Using the records below, give the number of lines where the word "right" appears, with no further output.

Structured figure records
[start]

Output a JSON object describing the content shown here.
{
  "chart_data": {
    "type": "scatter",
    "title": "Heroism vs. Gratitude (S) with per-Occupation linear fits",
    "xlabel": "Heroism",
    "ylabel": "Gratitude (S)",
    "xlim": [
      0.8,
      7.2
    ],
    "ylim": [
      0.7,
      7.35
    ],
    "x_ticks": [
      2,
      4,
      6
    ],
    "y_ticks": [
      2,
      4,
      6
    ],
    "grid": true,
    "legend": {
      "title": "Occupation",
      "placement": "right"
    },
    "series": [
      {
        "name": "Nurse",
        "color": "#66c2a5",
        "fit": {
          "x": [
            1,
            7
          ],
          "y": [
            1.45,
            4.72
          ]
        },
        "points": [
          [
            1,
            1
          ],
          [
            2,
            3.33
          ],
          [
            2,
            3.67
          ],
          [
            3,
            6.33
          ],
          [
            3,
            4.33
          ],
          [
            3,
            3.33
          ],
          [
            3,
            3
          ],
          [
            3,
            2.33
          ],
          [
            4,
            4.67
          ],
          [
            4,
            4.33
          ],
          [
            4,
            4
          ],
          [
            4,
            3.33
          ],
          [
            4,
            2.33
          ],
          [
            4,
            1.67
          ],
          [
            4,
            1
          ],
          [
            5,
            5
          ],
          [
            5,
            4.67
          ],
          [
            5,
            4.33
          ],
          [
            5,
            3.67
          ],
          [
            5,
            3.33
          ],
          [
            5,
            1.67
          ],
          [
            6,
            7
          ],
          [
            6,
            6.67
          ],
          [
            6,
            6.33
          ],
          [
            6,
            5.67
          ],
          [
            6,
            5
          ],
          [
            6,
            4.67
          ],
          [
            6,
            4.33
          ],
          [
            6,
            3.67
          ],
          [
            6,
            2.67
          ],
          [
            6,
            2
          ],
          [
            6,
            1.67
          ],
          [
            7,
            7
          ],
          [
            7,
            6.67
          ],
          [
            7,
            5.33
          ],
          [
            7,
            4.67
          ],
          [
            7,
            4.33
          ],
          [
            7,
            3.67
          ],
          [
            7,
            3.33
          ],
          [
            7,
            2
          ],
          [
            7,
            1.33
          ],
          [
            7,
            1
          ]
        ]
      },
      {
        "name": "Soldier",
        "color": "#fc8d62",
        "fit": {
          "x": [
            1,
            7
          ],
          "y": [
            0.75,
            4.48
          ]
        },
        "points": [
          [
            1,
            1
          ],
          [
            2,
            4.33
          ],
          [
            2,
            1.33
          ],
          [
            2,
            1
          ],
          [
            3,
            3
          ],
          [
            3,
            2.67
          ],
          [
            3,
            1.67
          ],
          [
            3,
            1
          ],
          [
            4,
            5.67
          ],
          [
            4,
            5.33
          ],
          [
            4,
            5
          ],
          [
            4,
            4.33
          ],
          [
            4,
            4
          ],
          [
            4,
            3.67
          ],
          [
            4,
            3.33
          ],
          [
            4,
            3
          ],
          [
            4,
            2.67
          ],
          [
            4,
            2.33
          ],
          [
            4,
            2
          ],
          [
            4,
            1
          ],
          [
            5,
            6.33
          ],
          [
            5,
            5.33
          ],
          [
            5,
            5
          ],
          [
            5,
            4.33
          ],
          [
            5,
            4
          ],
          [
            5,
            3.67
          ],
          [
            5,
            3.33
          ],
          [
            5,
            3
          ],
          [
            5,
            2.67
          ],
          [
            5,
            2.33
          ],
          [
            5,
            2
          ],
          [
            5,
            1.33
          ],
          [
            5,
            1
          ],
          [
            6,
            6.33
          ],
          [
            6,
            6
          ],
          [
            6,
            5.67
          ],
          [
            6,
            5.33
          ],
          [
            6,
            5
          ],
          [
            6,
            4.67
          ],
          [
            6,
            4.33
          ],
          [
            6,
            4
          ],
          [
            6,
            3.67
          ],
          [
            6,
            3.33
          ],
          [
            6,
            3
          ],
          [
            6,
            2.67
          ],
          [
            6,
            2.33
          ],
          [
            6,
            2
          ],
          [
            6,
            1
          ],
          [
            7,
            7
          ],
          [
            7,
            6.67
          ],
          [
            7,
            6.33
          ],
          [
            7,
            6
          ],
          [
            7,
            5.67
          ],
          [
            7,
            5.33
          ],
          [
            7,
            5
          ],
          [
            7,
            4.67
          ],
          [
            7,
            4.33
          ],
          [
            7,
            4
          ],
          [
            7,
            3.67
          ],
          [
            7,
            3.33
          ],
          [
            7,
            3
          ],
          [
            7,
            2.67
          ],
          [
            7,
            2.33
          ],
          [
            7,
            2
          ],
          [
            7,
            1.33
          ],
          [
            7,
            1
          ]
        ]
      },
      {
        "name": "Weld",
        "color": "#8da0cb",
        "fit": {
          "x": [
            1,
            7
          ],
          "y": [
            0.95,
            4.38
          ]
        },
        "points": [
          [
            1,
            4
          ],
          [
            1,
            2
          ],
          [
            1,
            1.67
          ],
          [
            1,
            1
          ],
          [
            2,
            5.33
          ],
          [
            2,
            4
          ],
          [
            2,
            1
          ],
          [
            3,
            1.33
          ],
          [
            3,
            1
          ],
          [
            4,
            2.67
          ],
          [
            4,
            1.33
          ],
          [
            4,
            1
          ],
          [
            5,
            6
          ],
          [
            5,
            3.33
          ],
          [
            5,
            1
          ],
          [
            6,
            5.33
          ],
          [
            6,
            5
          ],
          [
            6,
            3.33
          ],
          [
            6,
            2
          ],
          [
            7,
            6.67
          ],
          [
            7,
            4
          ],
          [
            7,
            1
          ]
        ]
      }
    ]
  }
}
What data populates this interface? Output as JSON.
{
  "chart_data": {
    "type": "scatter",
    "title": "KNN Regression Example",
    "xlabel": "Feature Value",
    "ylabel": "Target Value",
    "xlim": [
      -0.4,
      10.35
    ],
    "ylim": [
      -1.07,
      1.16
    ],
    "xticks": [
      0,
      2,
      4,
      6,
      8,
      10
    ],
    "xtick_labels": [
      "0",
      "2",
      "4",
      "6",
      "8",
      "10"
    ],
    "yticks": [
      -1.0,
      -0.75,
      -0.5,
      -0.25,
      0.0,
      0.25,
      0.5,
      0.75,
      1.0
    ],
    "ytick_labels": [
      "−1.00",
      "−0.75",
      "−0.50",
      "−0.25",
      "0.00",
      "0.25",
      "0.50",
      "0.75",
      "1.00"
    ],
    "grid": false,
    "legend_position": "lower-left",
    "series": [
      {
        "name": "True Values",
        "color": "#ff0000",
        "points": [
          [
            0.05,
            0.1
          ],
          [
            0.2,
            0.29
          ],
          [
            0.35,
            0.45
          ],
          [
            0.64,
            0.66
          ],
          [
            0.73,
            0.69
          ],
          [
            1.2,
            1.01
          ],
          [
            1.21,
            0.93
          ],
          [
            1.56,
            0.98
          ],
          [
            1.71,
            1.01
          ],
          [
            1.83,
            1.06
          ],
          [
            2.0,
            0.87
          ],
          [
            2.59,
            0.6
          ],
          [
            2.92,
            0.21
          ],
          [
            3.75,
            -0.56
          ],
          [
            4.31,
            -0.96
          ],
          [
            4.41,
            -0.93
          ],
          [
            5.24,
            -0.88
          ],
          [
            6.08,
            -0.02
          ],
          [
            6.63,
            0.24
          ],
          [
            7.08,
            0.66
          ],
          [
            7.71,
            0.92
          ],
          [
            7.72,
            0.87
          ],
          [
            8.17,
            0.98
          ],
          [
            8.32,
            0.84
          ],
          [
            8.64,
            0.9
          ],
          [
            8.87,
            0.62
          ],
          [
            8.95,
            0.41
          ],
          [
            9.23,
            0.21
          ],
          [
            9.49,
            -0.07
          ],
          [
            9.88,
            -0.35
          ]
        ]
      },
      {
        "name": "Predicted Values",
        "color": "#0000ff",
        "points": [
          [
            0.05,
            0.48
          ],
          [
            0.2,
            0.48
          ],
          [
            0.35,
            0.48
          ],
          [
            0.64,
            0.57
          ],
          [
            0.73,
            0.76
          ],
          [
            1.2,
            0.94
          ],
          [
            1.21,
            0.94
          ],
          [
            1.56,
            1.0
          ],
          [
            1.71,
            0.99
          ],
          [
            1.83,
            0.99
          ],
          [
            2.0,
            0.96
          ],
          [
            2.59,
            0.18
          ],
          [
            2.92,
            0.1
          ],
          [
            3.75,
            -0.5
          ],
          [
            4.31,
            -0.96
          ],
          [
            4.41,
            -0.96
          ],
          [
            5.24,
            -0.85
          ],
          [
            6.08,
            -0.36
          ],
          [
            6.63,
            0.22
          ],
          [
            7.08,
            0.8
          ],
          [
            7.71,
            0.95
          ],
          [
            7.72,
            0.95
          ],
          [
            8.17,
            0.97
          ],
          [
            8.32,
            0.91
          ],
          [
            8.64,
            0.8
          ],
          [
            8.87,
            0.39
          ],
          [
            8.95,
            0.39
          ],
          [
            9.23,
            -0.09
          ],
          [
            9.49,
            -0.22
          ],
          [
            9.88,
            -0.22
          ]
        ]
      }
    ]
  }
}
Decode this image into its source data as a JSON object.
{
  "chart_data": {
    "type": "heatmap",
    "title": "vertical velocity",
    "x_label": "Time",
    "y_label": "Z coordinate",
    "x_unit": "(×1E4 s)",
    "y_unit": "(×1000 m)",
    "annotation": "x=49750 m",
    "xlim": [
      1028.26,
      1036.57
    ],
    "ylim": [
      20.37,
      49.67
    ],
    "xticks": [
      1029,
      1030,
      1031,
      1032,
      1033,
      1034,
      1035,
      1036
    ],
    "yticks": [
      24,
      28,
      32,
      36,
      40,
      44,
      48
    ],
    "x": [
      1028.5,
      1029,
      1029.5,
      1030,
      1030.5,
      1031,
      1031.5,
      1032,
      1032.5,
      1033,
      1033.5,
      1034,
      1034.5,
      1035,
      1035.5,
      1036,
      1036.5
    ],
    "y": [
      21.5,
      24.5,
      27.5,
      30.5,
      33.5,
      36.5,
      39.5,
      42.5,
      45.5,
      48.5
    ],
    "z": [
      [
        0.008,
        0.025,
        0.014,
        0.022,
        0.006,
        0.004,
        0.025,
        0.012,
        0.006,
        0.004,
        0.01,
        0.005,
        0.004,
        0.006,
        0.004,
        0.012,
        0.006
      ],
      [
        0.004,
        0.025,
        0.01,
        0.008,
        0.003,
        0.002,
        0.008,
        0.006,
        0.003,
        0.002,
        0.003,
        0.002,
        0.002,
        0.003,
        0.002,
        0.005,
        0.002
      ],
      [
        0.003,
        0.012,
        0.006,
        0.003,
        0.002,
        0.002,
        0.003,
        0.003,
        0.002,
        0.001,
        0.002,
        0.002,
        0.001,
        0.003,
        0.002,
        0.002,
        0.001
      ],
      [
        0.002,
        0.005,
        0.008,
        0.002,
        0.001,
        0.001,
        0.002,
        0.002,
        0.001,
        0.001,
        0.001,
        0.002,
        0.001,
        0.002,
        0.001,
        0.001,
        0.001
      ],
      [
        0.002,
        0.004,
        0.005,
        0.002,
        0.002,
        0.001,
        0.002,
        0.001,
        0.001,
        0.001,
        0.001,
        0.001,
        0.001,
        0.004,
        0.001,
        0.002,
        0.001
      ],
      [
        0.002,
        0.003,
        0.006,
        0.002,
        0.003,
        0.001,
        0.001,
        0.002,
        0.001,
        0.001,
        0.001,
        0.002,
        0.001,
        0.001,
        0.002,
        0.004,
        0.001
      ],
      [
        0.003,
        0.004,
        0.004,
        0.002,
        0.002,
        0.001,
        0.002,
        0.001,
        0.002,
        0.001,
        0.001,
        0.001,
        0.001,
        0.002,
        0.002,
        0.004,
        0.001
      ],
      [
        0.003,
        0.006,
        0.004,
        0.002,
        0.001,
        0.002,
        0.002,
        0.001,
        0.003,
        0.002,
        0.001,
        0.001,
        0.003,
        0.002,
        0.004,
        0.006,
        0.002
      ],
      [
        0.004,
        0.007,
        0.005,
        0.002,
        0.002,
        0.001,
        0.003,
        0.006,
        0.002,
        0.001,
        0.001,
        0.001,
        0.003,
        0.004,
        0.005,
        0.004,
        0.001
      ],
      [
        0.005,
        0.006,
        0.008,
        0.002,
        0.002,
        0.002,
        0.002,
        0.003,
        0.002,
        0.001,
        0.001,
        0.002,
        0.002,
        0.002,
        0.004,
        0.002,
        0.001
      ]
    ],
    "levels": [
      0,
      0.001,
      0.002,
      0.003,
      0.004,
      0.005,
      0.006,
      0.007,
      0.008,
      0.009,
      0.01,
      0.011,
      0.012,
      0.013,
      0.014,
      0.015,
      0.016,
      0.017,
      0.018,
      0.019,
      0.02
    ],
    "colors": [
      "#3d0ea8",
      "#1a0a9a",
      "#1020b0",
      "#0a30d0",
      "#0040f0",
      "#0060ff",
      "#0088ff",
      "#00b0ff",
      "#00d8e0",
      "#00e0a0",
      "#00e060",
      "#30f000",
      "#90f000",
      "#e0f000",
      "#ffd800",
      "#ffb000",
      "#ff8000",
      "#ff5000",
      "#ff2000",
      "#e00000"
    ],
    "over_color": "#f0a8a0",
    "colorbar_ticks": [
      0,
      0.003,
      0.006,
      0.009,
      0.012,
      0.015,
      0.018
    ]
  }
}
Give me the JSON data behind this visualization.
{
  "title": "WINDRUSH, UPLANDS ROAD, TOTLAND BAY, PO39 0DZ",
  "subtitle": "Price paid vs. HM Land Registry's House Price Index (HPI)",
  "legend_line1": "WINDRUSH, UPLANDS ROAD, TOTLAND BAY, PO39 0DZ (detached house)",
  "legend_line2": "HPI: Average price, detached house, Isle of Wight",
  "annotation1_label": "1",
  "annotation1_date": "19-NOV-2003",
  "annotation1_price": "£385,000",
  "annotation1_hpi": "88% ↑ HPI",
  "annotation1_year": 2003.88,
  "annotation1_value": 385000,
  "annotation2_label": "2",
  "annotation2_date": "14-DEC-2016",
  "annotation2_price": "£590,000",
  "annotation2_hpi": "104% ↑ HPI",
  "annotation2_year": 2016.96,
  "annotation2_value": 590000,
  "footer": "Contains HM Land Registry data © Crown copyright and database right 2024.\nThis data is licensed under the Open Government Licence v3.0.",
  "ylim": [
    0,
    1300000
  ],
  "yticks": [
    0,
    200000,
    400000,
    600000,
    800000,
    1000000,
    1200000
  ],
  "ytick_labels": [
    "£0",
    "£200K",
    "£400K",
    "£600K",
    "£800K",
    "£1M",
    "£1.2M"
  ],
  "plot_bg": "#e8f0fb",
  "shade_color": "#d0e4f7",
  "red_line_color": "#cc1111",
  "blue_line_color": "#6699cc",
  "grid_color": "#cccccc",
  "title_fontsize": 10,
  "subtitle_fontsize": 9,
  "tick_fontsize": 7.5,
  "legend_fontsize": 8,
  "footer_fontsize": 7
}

[end]

■ Reply
2